### RECORDS TO PROCESS
::::::

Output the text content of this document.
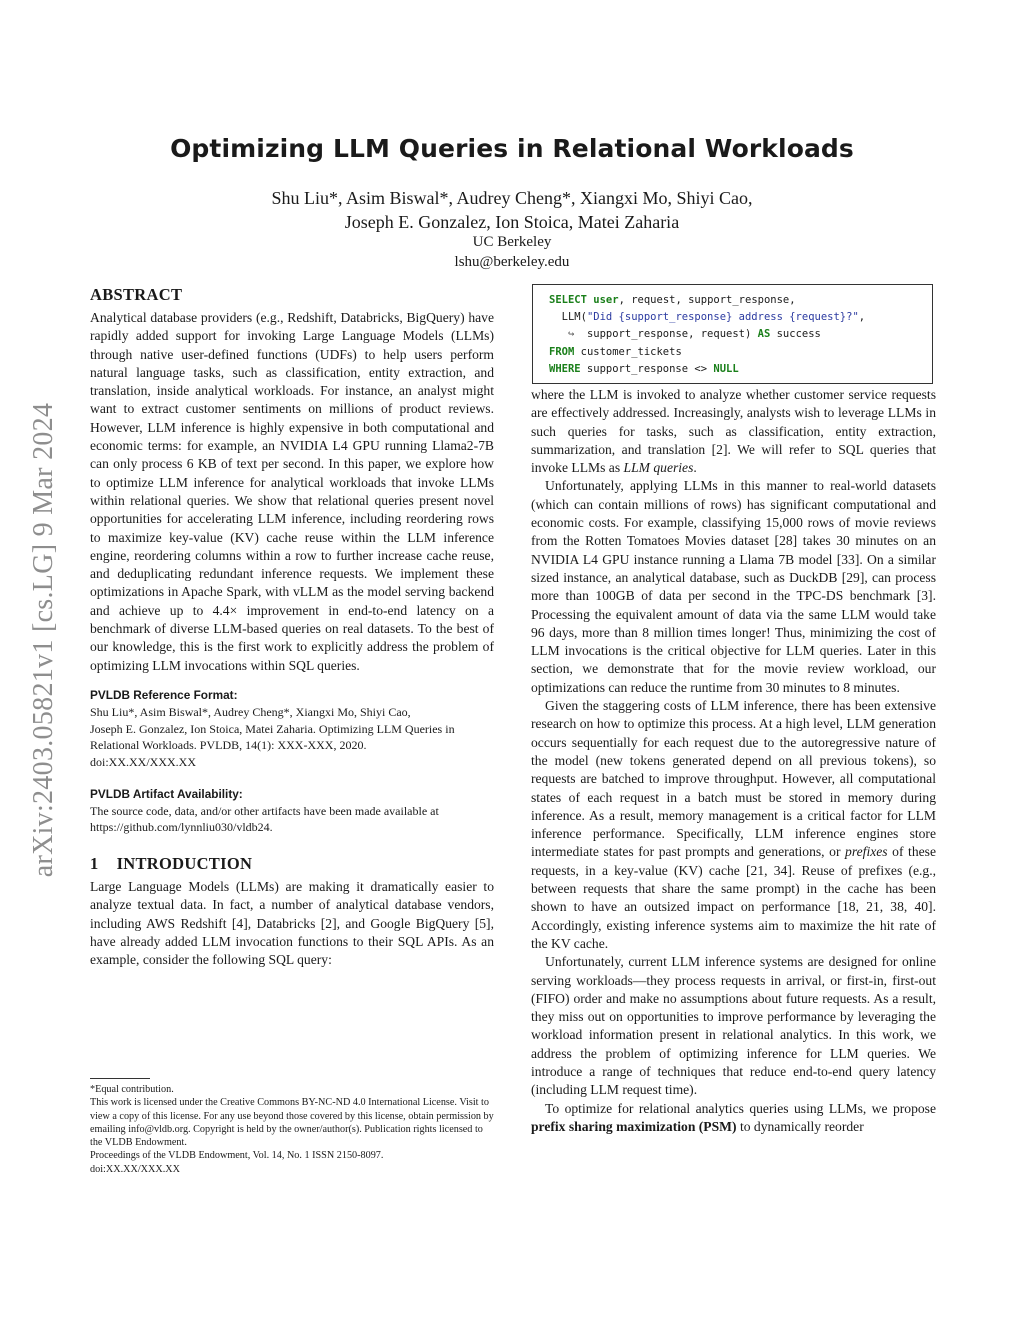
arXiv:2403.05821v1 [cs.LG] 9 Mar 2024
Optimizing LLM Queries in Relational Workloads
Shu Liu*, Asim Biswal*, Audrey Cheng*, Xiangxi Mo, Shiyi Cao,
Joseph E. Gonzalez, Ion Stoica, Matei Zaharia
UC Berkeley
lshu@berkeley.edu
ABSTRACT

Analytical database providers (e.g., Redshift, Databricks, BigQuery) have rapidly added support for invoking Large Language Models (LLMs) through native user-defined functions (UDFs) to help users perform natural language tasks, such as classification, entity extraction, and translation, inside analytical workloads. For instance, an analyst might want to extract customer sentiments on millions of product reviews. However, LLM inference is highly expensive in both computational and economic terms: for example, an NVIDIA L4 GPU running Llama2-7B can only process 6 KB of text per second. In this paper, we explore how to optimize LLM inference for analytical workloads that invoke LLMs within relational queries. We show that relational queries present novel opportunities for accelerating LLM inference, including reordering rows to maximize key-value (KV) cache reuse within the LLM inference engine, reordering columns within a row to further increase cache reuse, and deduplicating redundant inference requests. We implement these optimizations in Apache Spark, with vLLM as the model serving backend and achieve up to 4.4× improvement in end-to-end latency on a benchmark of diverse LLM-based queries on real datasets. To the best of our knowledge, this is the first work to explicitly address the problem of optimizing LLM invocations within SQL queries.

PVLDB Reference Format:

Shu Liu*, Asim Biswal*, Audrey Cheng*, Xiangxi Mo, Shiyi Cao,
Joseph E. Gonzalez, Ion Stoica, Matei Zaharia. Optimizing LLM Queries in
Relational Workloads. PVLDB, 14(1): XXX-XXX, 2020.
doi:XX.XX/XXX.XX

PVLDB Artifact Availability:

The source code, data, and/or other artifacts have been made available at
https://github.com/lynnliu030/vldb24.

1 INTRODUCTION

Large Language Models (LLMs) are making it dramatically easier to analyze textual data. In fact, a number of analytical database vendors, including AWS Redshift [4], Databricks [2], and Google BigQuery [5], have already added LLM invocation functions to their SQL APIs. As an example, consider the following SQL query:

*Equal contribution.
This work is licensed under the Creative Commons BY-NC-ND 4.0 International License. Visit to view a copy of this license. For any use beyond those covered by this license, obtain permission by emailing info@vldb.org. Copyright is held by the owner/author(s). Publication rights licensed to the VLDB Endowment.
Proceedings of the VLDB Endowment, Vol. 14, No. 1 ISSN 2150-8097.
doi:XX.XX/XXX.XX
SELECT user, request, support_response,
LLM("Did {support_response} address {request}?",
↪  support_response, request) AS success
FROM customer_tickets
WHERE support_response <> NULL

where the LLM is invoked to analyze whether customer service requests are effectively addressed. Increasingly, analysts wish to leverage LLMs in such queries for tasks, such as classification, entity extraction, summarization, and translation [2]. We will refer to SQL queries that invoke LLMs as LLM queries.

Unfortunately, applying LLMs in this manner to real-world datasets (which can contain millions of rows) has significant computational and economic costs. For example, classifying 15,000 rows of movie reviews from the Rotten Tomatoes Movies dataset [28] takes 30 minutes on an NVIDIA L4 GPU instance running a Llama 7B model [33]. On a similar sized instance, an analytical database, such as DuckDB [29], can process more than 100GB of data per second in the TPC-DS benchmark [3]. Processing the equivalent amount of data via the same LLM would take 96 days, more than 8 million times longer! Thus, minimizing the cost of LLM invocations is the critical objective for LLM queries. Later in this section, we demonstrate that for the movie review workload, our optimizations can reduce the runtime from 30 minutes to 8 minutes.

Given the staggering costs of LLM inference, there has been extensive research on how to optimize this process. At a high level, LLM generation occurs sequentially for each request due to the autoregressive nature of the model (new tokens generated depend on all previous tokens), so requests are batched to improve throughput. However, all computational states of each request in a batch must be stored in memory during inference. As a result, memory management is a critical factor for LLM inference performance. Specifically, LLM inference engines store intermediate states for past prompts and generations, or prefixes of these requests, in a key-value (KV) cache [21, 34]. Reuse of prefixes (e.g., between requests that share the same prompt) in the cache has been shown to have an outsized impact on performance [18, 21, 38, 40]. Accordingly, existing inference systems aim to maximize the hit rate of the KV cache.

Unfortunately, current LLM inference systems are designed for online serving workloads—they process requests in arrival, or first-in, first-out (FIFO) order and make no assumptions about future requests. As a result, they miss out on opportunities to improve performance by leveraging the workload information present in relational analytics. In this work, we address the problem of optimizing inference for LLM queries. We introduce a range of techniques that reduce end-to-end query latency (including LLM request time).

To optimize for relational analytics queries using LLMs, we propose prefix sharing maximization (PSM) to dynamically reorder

::::::

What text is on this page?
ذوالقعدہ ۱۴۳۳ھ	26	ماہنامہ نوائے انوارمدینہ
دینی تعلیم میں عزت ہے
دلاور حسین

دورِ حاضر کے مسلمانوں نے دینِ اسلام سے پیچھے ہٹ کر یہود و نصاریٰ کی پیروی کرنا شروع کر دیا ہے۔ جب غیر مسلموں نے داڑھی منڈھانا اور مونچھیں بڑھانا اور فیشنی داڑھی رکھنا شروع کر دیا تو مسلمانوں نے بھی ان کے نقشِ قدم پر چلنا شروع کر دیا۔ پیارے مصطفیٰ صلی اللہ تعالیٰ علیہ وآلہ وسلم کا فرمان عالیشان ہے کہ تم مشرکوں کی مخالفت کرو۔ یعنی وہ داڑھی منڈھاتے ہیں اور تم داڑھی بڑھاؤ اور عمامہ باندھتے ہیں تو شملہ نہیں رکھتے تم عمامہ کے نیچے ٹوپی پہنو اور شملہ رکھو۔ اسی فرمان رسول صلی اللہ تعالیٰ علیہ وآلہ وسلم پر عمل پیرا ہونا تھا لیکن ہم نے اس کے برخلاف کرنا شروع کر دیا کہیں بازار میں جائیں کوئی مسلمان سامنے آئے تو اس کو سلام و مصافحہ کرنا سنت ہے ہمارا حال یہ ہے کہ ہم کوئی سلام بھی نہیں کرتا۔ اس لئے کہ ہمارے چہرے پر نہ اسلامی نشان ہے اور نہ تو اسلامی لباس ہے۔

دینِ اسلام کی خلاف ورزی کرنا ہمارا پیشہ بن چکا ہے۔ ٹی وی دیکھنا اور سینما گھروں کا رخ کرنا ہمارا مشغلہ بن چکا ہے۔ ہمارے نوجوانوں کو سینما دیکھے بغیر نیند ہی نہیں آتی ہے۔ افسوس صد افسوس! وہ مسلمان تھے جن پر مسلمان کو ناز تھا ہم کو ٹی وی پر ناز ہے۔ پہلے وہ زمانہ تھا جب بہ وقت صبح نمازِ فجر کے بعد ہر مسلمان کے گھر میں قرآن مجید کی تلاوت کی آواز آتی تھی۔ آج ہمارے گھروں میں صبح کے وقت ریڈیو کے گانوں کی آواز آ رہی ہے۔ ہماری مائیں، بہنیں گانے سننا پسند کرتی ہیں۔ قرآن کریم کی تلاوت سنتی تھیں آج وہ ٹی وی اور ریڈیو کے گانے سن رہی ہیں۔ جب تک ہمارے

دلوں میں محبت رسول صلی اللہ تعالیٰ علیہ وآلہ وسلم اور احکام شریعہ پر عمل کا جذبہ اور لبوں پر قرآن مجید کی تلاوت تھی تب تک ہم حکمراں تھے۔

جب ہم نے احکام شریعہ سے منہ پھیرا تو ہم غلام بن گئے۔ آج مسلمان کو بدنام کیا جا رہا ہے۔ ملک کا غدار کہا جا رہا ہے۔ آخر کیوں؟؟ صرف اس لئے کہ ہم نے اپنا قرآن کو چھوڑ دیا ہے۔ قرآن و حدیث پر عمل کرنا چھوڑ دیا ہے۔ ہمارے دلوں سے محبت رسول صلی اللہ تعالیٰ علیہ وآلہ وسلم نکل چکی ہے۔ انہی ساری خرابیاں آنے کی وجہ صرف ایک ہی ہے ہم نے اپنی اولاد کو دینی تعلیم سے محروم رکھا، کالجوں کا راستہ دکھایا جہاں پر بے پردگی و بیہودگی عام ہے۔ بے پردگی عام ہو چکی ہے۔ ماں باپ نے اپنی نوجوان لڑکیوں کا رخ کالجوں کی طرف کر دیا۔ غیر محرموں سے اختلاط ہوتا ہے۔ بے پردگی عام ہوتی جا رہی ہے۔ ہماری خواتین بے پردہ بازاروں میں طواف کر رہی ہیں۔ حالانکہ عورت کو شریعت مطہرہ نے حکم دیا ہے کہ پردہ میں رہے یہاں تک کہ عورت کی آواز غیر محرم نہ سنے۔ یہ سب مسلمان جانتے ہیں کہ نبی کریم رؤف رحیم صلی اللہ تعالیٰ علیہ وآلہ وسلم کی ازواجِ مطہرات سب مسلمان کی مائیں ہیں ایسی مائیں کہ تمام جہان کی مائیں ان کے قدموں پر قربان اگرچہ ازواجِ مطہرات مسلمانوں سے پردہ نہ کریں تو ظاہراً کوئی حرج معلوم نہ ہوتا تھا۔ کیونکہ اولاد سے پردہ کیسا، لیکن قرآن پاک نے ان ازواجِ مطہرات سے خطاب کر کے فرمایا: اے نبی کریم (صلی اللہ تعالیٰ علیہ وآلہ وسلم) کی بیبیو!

::::::

### SET TASK
Select and copy every line of the material that holds the string "Gonzalez".

### FINISHED TASK
Joseph E. Gonzalez, Ion Stoica, Matei Zaharia
Joseph E. Gonzalez, Ion Stoica, Matei Zaharia. Optimizing LLM Queries in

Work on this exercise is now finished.